┌────────

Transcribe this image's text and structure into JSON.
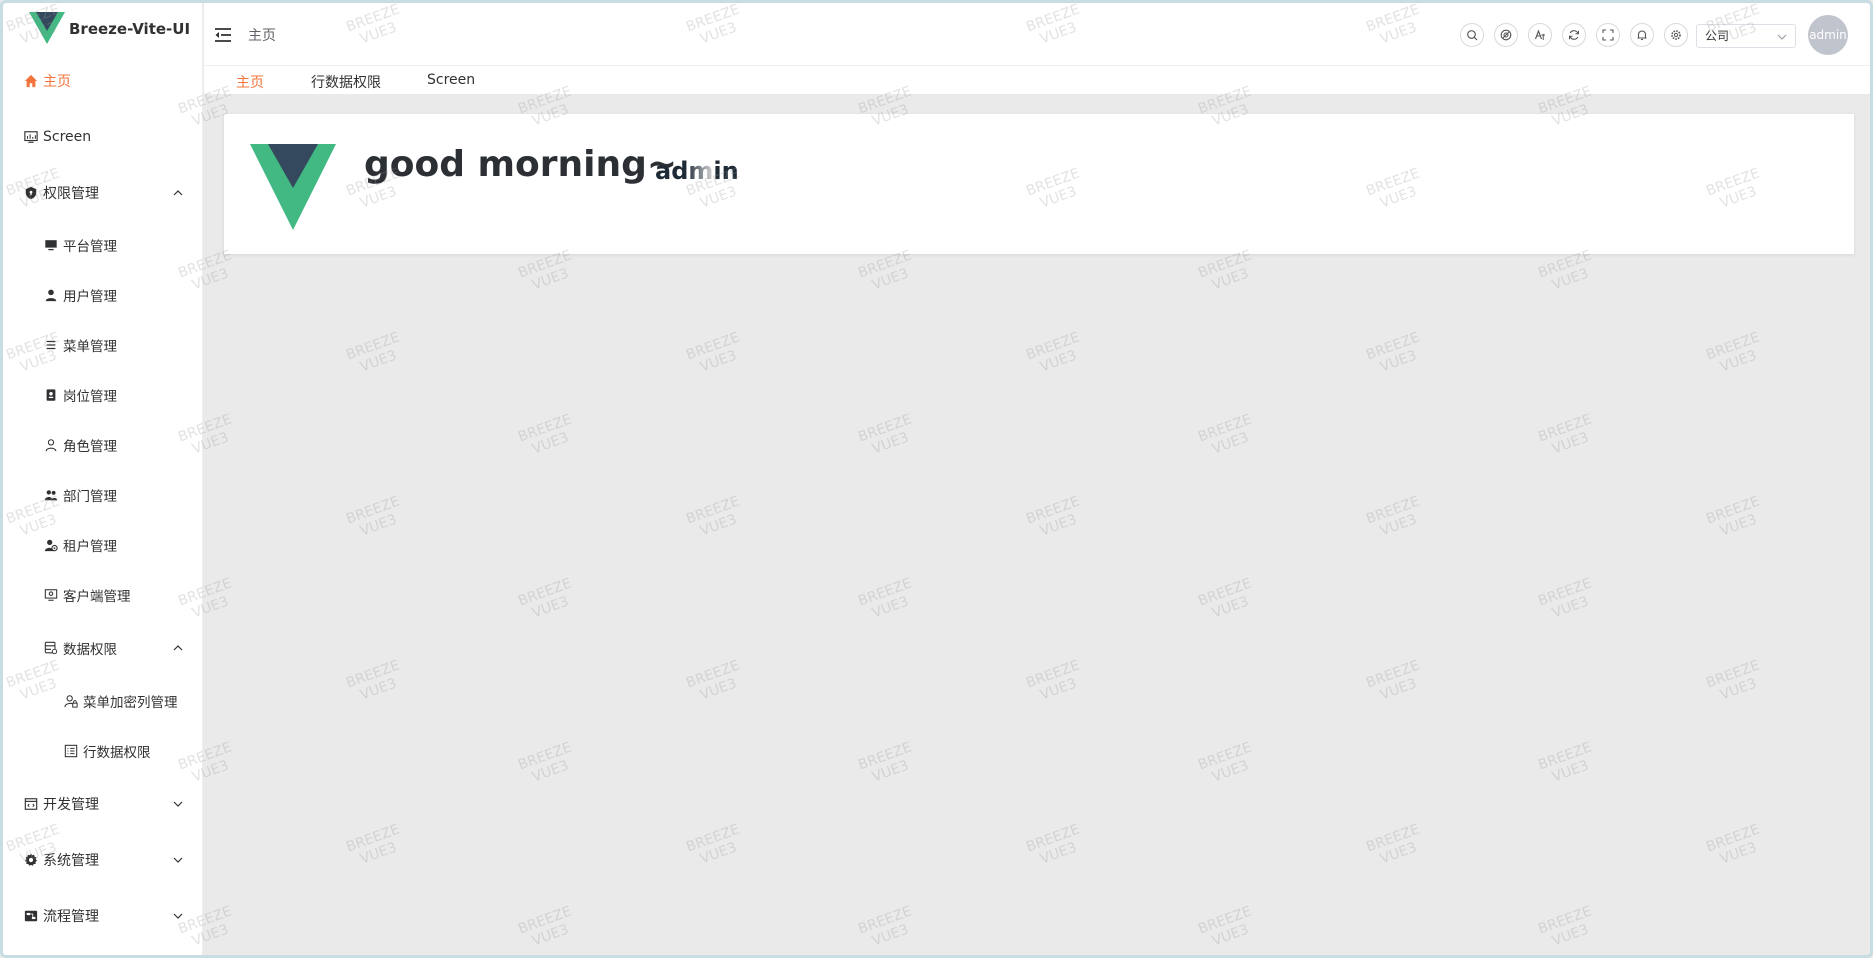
{
  "app": {
    "title": "Breeze-Vite-UI"
  },
  "sidebar": {
    "items": [
      {
        "label": "主页",
        "icon": "home-icon",
        "active": true
      },
      {
        "label": "Screen",
        "icon": "monitor-chart-icon"
      },
      {
        "label": "权限管理",
        "icon": "shield-icon",
        "expanded": true
      },
      {
        "label": "平台管理",
        "icon": "desktop-icon"
      },
      {
        "label": "用户管理",
        "icon": "user-icon"
      },
      {
        "label": "菜单管理",
        "icon": "menu-list-icon"
      },
      {
        "label": "岗位管理",
        "icon": "badge-icon"
      },
      {
        "label": "角色管理",
        "icon": "user-outline-icon"
      },
      {
        "label": "部门管理",
        "icon": "users-icon"
      },
      {
        "label": "租户管理",
        "icon": "user-gear-icon"
      },
      {
        "label": "客户端管理",
        "icon": "client-icon"
      },
      {
        "label": "数据权限",
        "icon": "database-icon",
        "expanded": true
      },
      {
        "label": "菜单加密列管理",
        "icon": "user-lock-icon"
      },
      {
        "label": "行数据权限",
        "icon": "list-doc-icon"
      },
      {
        "label": "开发管理",
        "icon": "code-window-icon",
        "expanded": false
      },
      {
        "label": "系统管理",
        "icon": "gear-icon",
        "expanded": false
      },
      {
        "label": "流程管理",
        "icon": "flow-icon",
        "expanded": false
      }
    ]
  },
  "header": {
    "breadcrumb": "主页",
    "tools": [
      "search-icon",
      "theme-icon",
      "translate-icon",
      "refresh-icon",
      "fullscreen-icon",
      "bell-icon",
      "settings-icon"
    ],
    "tenant_select": "公司",
    "avatar_text": "admin"
  },
  "tabs": [
    {
      "label": "主页",
      "active": true
    },
    {
      "label": "行数据权限"
    },
    {
      "label": "Screen"
    }
  ],
  "welcome": {
    "greeting": "good morning~",
    "user": "admin"
  },
  "watermark": {
    "line1": "BREEZE",
    "line2": "VUE3"
  },
  "colors": {
    "accent": "#f4743b",
    "vue_green": "#42b883",
    "vue_dark": "#35495e"
  }
}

└────────

### [Task description]
Pictures stay out of the copy; please restate every record above exactly.

### [Exercise solution]
Transcribe this image's text and structure into JSON.
{
  "app": {
    "title": "Breeze-Vite-UI"
  },
  "sidebar": {
    "items": [
      {
        "label": "主页",
        "icon": "home-icon",
        "active": true
      },
      {
        "label": "Screen",
        "icon": "monitor-chart-icon"
      },
      {
        "label": "权限管理",
        "icon": "shield-icon",
        "expanded": true
      },
      {
        "label": "平台管理",
        "icon": "desktop-icon"
      },
      {
        "label": "用户管理",
        "icon": "user-icon"
      },
      {
        "label": "菜单管理",
        "icon": "menu-list-icon"
      },
      {
        "label": "岗位管理",
        "icon": "badge-icon"
      },
      {
        "label": "角色管理",
        "icon": "user-outline-icon"
      },
      {
        "label": "部门管理",
        "icon": "users-icon"
      },
      {
        "label": "租户管理",
        "icon": "user-gear-icon"
      },
      {
        "label": "客户端管理",
        "icon": "client-icon"
      },
      {
        "label": "数据权限",
        "icon": "database-icon",
        "expanded": true
      },
      {
        "label": "菜单加密列管理",
        "icon": "user-lock-icon"
      },
      {
        "label": "行数据权限",
        "icon": "list-doc-icon"
      },
      {
        "label": "开发管理",
        "icon": "code-window-icon",
        "expanded": false
      },
      {
        "label": "系统管理",
        "icon": "gear-icon",
        "expanded": false
      },
      {
        "label": "流程管理",
        "icon": "flow-icon",
        "expanded": false
      }
    ]
  },
  "header": {
    "breadcrumb": "主页",
    "tools": [
      "search-icon",
      "theme-icon",
      "translate-icon",
      "refresh-icon",
      "fullscreen-icon",
      "bell-icon",
      "settings-icon"
    ],
    "tenant_select": "公司",
    "avatar_text": "admin"
  },
  "tabs": [
    {
      "label": "主页",
      "active": true
    },
    {
      "label": "行数据权限"
    },
    {
      "label": "Screen"
    }
  ],
  "welcome": {
    "greeting": "good morning~",
    "user": "admin"
  },
  "watermark": {
    "line1": "BREEZE",
    "line2": "VUE3"
  },
  "colors": {
    "accent": "#f4743b",
    "vue_green": "#42b883",
    "vue_dark": "#35495e"
  }
}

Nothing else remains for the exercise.